• WHAT YOU NEED TO DO
A verbatim copy of the records is required, with all pictures left out.

• MATERIAL FOR THIS EXERCISE
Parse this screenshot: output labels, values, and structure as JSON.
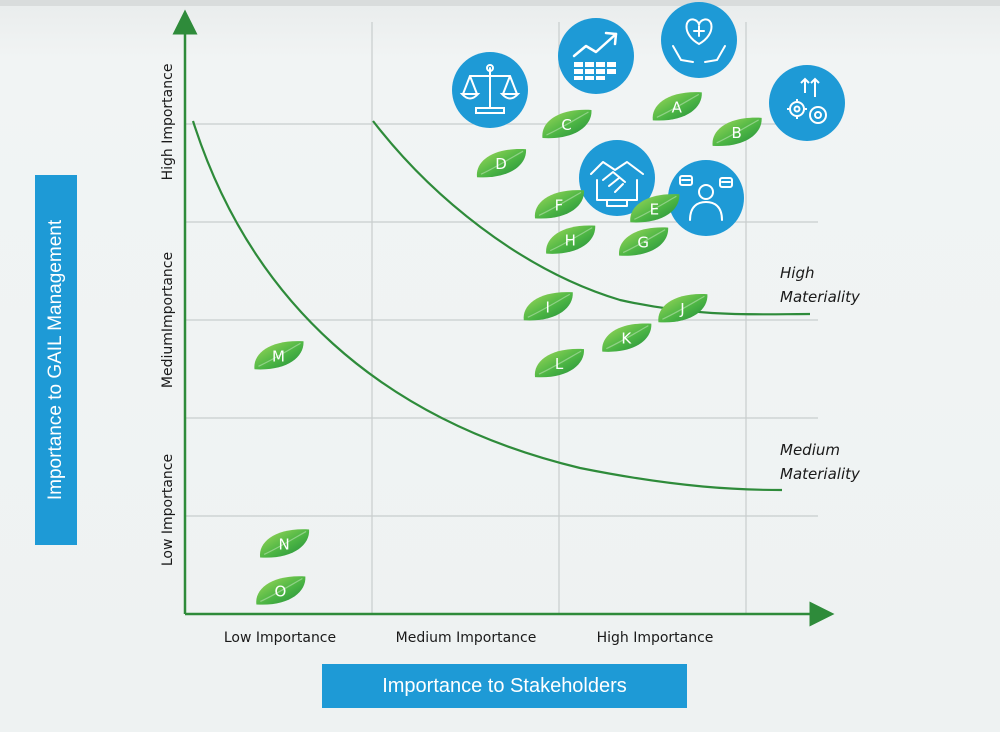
{
  "chart_data": {
    "type": "scatter",
    "title": "",
    "xlabel": "Importance to Stakeholders",
    "ylabel": "Importance to GAIL Management",
    "xlim": [
      0,
      3.4
    ],
    "ylim": [
      0,
      3.0
    ],
    "x_categories": [
      "Low Importance",
      "Medium Importance",
      "High Importance"
    ],
    "y_categories": [
      "Low Importance",
      "MediumImportance",
      "High Importance"
    ],
    "grid": true,
    "points": [
      {
        "label": "A",
        "x": 2.63,
        "y": 2.59
      },
      {
        "label": "B",
        "x": 2.95,
        "y": 2.46
      },
      {
        "label": "C",
        "x": 2.04,
        "y": 2.5
      },
      {
        "label": "D",
        "x": 1.69,
        "y": 2.3
      },
      {
        "label": "E",
        "x": 2.51,
        "y": 2.07
      },
      {
        "label": "F",
        "x": 2.0,
        "y": 2.09
      },
      {
        "label": "G",
        "x": 2.45,
        "y": 1.9
      },
      {
        "label": "H",
        "x": 2.06,
        "y": 1.91
      },
      {
        "label": "I",
        "x": 1.94,
        "y": 1.57
      },
      {
        "label": "J",
        "x": 2.66,
        "y": 1.56
      },
      {
        "label": "K",
        "x": 2.36,
        "y": 1.41
      },
      {
        "label": "L",
        "x": 2.0,
        "y": 1.28
      },
      {
        "label": "M",
        "x": 0.5,
        "y": 1.32
      },
      {
        "label": "N",
        "x": 0.53,
        "y": 0.36
      },
      {
        "label": "O",
        "x": 0.51,
        "y": 0.12
      }
    ],
    "curves": [
      {
        "name": "High Materiality",
        "label_lines": [
          "High",
          "Materiality"
        ]
      },
      {
        "name": "Medium Materiality",
        "label_lines": [
          "Medium",
          "Materiality"
        ]
      }
    ],
    "icons": [
      "scales-of-justice-icon",
      "growth-chart-icon",
      "heart-care-icon",
      "gears-growth-icon",
      "handshake-icon",
      "employee-icon"
    ]
  },
  "colors": {
    "axis": "#2e8b3a",
    "curve": "#2e8b3a",
    "grid": "#c8cdcd",
    "leaf_light": "#8fd14f",
    "leaf_dark": "#1f8a3a",
    "icon_blue": "#1e9ad6",
    "text": "#1a1a1a"
  }
}
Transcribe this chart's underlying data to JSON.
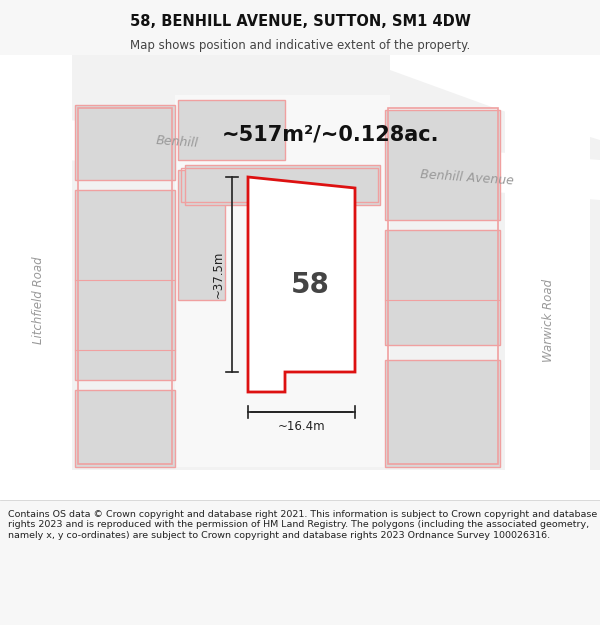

• WRITTEN ANSWER
Parse this screenshot: output labels, values, and structure as JSON.
{
  "chart_data": {
    "type": "scatter",
    "title": "",
    "xlabel": "Importance to Stakeholders",
    "ylabel": "Importance to GAIL Management",
    "xlim": [
      0,
      3.4
    ],
    "ylim": [
      0,
      3.0
    ],
    "x_categories": [
      "Low Importance",
      "Medium Importance",
      "High Importance"
    ],
    "y_categories": [
      "Low Importance",
      "MediumImportance",
      "High Importance"
    ],
    "grid": true,
    "points": [
      {
        "label": "A",
        "x": 2.63,
        "y": 2.59
      },
      {
        "label": "B",
        "x": 2.95,
        "y": 2.46
      },
      {
        "label": "C",
        "x": 2.04,
        "y": 2.5
      },
      {
        "label": "D",
        "x": 1.69,
        "y": 2.3
      },
      {
        "label": "E",
        "x": 2.51,
        "y": 2.07
      },
      {
        "label": "F",
        "x": 2.0,
        "y": 2.09
      },
      {
        "label": "G",
        "x": 2.45,
        "y": 1.9
      },
      {
        "label": "H",
        "x": 2.06,
        "y": 1.91
      },
      {
        "label": "I",
        "x": 1.94,
        "y": 1.57
      },
      {
        "label": "J",
        "x": 2.66,
        "y": 1.56
      },
      {
        "label": "K",
        "x": 2.36,
        "y": 1.41
      },
      {
        "label": "L",
        "x": 2.0,
        "y": 1.28
      },
      {
        "label": "M",
        "x": 0.5,
        "y": 1.32
      },
      {
        "label": "N",
        "x": 0.53,
        "y": 0.36
      },
      {
        "label": "O",
        "x": 0.51,
        "y": 0.12
      }
    ],
    "curves": [
      {
        "name": "High Materiality",
        "label_lines": [
          "High",
          "Materiality"
        ]
      },
      {
        "name": "Medium Materiality",
        "label_lines": [
          "Medium",
          "Materiality"
        ]
      }
    ],
    "icons": [
      "scales-of-justice-icon",
      "growth-chart-icon",
      "heart-care-icon",
      "gears-growth-icon",
      "handshake-icon",
      "employee-icon"
    ]
  },
  "colors": {
    "axis": "#2e8b3a",
    "curve": "#2e8b3a",
    "grid": "#c8cdcd",
    "leaf_light": "#8fd14f",
    "leaf_dark": "#1f8a3a",
    "icon_blue": "#1e9ad6",
    "text": "#1a1a1a"
  }
}
Transcribe this chart's underlying data to JSON.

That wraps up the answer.